__REQUIREMENTS__.
[a] In the blog post recapping the cities the writer has lived in, whose quote does the writer say was put into practice in Edinburgh?
[b] From the blog post recapping the cities the writer has lived in, quote word for word the stretch from "So without further" through "and that’s okay.".

__SOURCE EXCERPT__.
A recap of where I’ve been and where I’m going.

I usually try to keep my blog light and friendly, with a little art and inspiration thrown in. I don’t like to use it as a soapbox to complain (who wants to read that?), and I try not to get too personal. But with 2010—one big, lifechanging year—coming to a close and so many new projects on the horizon, I can’t help but find myself thinking about where I’ve been and where I’m going. And I know I’m not the only one who’s doing this. So although this post was suited better for December, I thought that I’d share some of my own stories on where I’ve been and where I’m going to help get your wheels turning. Hopefully you’ll share your own thoughts in the comments section or on your own blogs (as long as you send me a link, please!)

So without further ado, my life lessons, told via cities in which I’ve lived:

Winston-Salem, N.C.: Where I first learned how to think, how to speak French and Arabic, how much I love post-colonial literature, and the power of friendship.  It gave me the confidence to sing opera and art song and a chance to perform both. It [literally] introduced me to Maya Angelou, Colin Powell, Donald Johanson,  and Isabel Bayrakdarian. It taught me some roommates will be friends for life and some friends make terrible roommates. I learned that religion is not for me, and that’s okay.

Edinburgh, Scotland: This is where I put into place Mark Twain’s famous quote: “I never let schooling get in the way of my education.” True, I skipped a lot of classes. But this was the first time I was out on my own, in a place completely new and full of discovery. I spent a semester with British comedians I called flatmates and said ridiculous things like, “but everyone has a dryer!” Oh dear. I stumbled a lot in the beginning, but by my last couple of weeks, British folks would stop me and ask for directions. I loved seeing their faces after my American accent helped them find where they were going.

__LISTED RECORDS__.
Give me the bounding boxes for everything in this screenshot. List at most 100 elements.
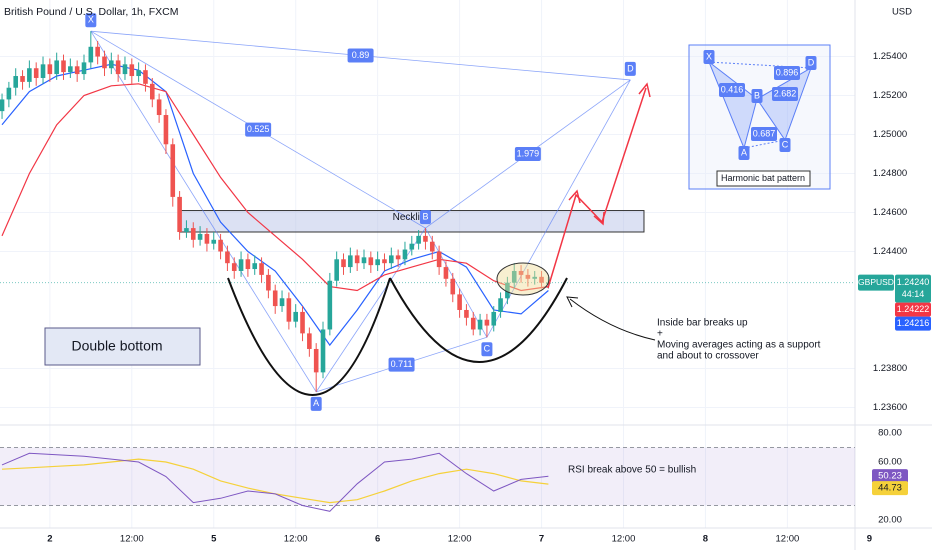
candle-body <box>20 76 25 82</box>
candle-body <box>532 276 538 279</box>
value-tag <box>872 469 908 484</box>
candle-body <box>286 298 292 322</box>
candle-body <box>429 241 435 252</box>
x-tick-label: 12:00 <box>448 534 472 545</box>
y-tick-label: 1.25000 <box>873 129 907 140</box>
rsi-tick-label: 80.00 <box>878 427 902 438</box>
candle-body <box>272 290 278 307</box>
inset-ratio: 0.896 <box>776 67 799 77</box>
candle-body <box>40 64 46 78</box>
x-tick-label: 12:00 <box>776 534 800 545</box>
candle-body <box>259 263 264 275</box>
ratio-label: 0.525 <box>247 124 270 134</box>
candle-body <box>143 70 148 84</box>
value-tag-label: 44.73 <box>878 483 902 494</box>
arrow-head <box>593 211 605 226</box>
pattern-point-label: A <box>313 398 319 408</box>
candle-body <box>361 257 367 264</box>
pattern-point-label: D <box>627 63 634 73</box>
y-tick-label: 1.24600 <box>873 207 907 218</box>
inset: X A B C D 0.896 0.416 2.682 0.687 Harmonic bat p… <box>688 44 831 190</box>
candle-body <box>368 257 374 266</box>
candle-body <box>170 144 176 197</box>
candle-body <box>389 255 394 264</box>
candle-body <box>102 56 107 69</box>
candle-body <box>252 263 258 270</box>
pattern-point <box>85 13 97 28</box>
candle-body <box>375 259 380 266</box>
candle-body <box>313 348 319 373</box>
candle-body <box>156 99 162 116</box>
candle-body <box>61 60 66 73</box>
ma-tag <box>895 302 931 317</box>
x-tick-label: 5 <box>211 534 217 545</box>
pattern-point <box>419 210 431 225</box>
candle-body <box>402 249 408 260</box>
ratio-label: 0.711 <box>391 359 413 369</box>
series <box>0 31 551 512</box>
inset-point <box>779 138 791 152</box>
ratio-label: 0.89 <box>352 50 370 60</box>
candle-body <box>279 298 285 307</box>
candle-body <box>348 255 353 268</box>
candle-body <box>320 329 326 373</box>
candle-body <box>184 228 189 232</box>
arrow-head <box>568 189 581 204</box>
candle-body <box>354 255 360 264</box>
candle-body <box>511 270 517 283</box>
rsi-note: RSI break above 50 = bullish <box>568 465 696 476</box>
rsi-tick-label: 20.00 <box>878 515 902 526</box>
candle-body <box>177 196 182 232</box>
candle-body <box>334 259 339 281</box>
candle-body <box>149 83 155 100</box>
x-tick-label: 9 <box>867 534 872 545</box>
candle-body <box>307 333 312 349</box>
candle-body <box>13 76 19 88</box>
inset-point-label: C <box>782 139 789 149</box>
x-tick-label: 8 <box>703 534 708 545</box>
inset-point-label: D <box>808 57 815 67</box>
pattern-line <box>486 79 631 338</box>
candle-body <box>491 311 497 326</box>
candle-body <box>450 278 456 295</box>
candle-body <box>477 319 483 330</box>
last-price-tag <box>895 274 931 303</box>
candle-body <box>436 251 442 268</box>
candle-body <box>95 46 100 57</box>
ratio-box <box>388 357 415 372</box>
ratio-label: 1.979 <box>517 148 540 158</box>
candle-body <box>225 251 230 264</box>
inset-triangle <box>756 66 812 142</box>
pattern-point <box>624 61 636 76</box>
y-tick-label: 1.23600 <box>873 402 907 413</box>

__SOLUTIONS IN ORDER__.
[a] Mark Twain's: "I never let schooling get in the way of my education."

[b]
So without further ado, my life lessons, told via cities in which I’ve lived:

Winston-Salem, N.C.: Where I first learned how to think, how to speak French and Arabic, how much I love post-colonial literature, and the power of friendship.  It gave me the confidence to sing opera and art song and a chance to perform both. It [literally] introduced me to Maya Angelou, Colin Powell, Donald Johanson,  and Isabel Bayrakdarian. It taught me some roommates will be friends for life and some friends make terrible roommates. I learned that religion is not for me, and that’s okay.